PROBLEM REQUIREMENTS => Give every line from the entries that contains "AeroTorque".
===== DATA PROVIDED
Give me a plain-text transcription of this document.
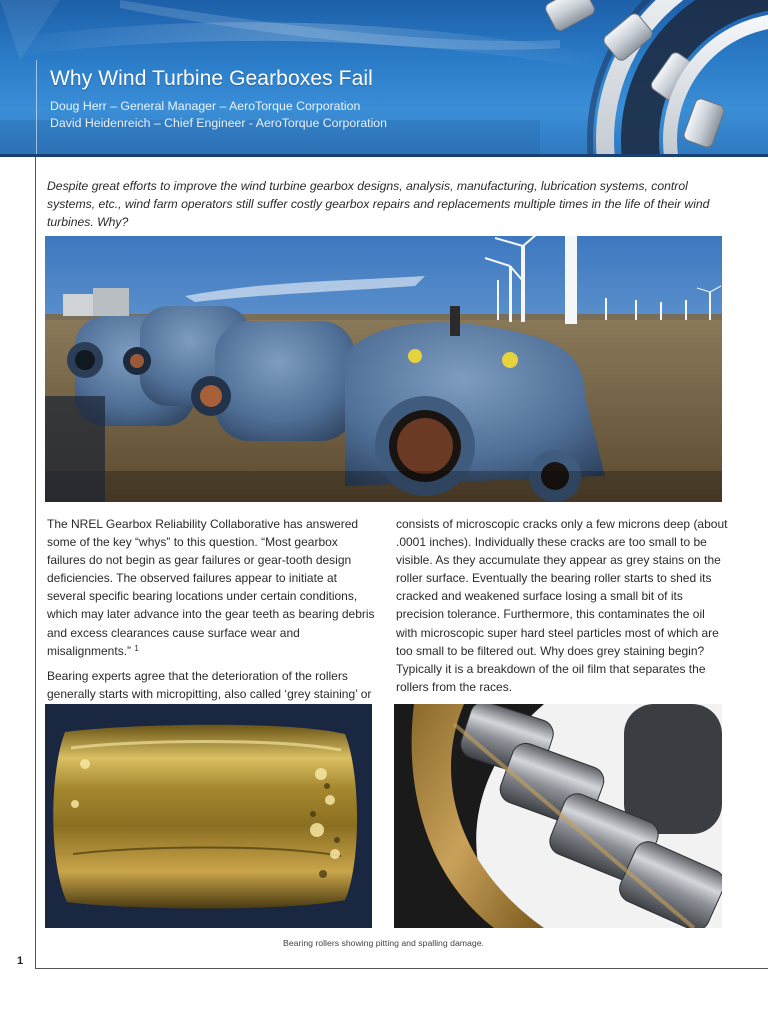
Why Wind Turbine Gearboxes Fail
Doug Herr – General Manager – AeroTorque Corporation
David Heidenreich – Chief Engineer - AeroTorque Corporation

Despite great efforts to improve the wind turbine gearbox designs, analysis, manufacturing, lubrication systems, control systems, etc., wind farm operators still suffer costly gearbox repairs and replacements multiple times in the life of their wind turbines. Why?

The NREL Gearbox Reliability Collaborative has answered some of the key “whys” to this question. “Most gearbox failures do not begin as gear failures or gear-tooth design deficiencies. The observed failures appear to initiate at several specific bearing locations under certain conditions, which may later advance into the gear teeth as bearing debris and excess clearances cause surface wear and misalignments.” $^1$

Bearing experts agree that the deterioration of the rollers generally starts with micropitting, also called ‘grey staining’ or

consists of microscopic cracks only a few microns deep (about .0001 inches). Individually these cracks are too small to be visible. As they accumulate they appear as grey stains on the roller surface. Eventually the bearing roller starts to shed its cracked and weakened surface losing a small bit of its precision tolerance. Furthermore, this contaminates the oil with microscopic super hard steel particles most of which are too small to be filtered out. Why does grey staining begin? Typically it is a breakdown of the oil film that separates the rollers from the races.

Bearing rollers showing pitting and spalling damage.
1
==========
===== DATA PROVIDED
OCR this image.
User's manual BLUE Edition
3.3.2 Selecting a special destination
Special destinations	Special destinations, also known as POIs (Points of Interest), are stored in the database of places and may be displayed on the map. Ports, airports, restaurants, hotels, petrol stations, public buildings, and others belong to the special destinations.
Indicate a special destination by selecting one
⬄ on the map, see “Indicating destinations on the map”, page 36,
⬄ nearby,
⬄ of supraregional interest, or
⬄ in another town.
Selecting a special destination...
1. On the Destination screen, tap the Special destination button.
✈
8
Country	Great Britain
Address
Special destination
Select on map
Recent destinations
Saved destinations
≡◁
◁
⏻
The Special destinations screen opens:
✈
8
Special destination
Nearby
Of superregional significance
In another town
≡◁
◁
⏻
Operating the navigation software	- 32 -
==========
TASK RESULT =>
Doug Herr – General Manager – AeroTorque Corporation
David Heidenreich – Chief Engineer - AeroTorque Corporation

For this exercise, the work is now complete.